提示された文章:
回収対象となった同社製品は、機能性表示食品に当たることから、政府は今回の事案を受けた機能性表示食品制度のあり方について、5月末をメドに取りまとめるよう消費者庁に指示していた。
そのため、検討会では、消費者団体や事業者団体等から4回にわたってヒアリングを実施し、今後のあり方に関する方向性を示すこととした。
健康食品のうち、食品表示法に基づく機能性表示食品は届出制で、「事業者の責任で保健機能が表示されるもの」と位置づけている。販売60日前までに科学的根拠に基づく安全性・機能性に関する資料を消費者庁に届け出ることで、特定の保健目的(疾病リスクの低減に関するものを除く)が期待できることを表示できる。
科学的根拠に関する審査は行われず、合理性の検証責任はあくまでも届出者にあるとしている。

利用できるデータ:
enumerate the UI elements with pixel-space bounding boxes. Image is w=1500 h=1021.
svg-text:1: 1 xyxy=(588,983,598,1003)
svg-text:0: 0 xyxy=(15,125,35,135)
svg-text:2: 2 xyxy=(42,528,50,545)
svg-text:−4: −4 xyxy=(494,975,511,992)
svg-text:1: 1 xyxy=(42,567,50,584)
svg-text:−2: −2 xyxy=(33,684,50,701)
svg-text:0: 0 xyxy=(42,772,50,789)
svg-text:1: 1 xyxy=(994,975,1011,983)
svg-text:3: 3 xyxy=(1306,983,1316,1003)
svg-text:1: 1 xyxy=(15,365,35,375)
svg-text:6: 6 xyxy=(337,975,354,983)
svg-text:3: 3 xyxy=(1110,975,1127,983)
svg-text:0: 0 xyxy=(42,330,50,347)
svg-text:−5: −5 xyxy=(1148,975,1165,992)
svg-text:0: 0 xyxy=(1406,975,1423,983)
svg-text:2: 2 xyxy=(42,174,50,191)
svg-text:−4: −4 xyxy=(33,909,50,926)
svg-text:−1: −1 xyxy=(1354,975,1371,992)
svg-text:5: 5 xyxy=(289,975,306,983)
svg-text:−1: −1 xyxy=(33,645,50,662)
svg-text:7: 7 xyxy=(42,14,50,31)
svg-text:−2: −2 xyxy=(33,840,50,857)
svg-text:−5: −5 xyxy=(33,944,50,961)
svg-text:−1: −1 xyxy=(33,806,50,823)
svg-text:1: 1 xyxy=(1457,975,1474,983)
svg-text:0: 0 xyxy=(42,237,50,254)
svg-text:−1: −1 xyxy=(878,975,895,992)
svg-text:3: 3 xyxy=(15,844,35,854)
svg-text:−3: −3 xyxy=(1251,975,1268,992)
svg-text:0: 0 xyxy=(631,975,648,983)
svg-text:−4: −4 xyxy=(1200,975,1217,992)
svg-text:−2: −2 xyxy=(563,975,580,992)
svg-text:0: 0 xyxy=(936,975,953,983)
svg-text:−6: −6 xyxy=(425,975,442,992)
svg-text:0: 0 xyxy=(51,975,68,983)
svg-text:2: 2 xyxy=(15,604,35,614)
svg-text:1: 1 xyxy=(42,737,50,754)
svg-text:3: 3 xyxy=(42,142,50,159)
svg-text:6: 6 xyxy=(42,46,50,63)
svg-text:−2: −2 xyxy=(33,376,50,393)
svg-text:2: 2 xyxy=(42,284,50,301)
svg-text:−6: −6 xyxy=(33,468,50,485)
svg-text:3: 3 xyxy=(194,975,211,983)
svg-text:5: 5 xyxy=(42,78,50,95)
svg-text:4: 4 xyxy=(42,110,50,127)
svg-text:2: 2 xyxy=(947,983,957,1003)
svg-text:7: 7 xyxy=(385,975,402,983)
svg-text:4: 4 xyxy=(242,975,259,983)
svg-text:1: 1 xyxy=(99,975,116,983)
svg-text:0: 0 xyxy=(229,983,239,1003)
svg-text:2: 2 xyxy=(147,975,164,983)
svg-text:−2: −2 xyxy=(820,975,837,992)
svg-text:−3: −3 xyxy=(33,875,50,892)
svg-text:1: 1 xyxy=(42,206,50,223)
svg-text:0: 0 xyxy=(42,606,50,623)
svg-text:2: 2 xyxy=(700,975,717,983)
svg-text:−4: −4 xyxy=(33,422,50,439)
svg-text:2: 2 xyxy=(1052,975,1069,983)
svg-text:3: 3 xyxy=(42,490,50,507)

課題の内容:
1. 機能性表示食品制度についての文章で、検討会が消費者団体や事業者団体等からヒアリングを実施することにした理由を、1〜3文で説明してください。
2. 機能性表示食品制度についての文章を、最後の文の後から書き継いでください。

解答一覧:
1. 回収対象となった同社製品が機能性表示食品に当たるため、政府は今回の事案を受けて、機能性表示食品制度のあり方を5月末をメドに取りまとめるよう消費者庁に指示していた。そのため検討会は、消費者団体や事業者団体等から4回にわたってヒアリングを行い、今後のあり方に関する方向性を示すことにした。

2.
2015年の施行から今年3月末時点の許可・届出件数は6752件で、サプリメント形状の加工食品が過半数を占める。23年の予測市場規模は約6000億円に達する。
同制度の創設に携わった合田幸広構成員(国立医薬品食品衛生研究所名誉所長)は、「製品にトラブルが起きた際に迅速に報告を求めることが良い点だが、今回の事案では報告が2カ月以上遅れた。早期に届け出ていれば健康被害の拡大を防げたと予想されるので、情報収集について十分な議論が必要」との考えを示した。
宗林さおり構成員(岐阜医療科学大学薬学部教授)も「把握から何日以内、どの程度の規模で報告するかなど報告基準が定められていなかった」と現行制度の不備を指摘した。
合田氏は、品質管理工程を▽製品設計▽GMP▽最終製品の規格審査――の3段階に分け、今回の事案は全段階が崩壊したことで発生したと指摘。
特に、最終製品の規格審査については、異常を検知するシステムの導入など性善説に基づかない製造に対する厳格なルール設定が必要とした。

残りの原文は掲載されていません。